-- Dataset extract --
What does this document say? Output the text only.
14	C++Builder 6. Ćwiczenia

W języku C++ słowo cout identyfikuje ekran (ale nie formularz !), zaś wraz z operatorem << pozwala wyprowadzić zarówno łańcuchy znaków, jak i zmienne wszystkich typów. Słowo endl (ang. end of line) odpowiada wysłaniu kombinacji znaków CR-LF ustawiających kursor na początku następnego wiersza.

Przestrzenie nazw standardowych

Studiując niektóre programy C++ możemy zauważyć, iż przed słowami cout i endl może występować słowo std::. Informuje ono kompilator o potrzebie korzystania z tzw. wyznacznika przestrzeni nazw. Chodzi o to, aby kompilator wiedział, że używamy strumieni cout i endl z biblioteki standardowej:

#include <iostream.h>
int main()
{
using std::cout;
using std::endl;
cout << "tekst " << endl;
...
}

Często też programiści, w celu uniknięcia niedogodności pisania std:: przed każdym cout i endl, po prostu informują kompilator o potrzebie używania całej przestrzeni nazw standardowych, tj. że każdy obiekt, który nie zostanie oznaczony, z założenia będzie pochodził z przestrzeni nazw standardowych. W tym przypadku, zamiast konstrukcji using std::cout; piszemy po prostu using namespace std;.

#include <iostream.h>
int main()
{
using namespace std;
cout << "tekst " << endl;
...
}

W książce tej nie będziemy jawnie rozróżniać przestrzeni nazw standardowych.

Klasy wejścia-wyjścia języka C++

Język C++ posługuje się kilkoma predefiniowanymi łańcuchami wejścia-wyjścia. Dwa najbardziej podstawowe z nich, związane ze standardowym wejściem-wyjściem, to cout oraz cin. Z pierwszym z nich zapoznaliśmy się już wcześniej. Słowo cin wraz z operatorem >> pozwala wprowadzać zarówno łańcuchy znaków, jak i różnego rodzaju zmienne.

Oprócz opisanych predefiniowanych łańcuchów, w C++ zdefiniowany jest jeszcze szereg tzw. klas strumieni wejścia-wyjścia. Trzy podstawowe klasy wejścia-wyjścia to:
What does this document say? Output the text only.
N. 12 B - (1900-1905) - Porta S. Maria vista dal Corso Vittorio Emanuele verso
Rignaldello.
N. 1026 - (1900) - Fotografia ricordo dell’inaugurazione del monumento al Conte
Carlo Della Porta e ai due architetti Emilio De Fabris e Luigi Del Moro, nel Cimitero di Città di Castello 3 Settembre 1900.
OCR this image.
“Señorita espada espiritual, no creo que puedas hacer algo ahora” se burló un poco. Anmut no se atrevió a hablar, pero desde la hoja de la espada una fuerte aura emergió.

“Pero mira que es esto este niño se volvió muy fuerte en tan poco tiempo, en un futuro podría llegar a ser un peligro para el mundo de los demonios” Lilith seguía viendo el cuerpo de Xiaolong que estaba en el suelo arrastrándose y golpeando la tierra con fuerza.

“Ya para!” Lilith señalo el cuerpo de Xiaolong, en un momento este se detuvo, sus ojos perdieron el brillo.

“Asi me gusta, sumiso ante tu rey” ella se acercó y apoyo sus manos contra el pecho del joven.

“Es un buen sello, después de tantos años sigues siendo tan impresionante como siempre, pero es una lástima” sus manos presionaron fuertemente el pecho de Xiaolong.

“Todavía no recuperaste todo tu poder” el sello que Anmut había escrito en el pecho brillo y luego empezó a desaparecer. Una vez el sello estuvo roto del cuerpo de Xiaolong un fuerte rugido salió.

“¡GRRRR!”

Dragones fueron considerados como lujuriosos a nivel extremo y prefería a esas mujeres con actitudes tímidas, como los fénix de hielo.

-- Request --
Reproduce precisely the span of lines that begins at the line containing "OCR this image." and ends with the last line of the listing.

-- Full answer --
OCR this image.
“Señorita espada espiritual, no creo que puedas hacer algo ahora” se burló un poco. Anmut no se atrevió a hablar, pero desde la hoja de la espada una fuerte aura emergió.

“Pero mira que es esto este niño se volvió muy fuerte en tan poco tiempo, en un futuro podría llegar a ser un peligro para el mundo de los demonios” Lilith seguía viendo el cuerpo de Xiaolong que estaba en el suelo arrastrándose y golpeando la tierra con fuerza.

“Ya para!” Lilith señalo el cuerpo de Xiaolong, en un momento este se detuvo, sus ojos perdieron el brillo.

“Asi me gusta, sumiso ante tu rey” ella se acercó y apoyo sus manos contra el pecho del joven.

“Es un buen sello, después de tantos años sigues siendo tan impresionante como siempre, pero es una lástima” sus manos presionaron fuertemente el pecho de Xiaolong.

“Todavía no recuperaste todo tu poder” el sello que Anmut había escrito en el pecho brillo y luego empezó a desaparecer. Una vez el sello estuvo roto del cuerpo de Xiaolong un fuerte rugido salió.

“¡GRRRR!”

Dragones fueron considerados como lujuriosos a nivel extremo y prefería a esas mujeres con actitudes tímidas, como los fénix de hielo.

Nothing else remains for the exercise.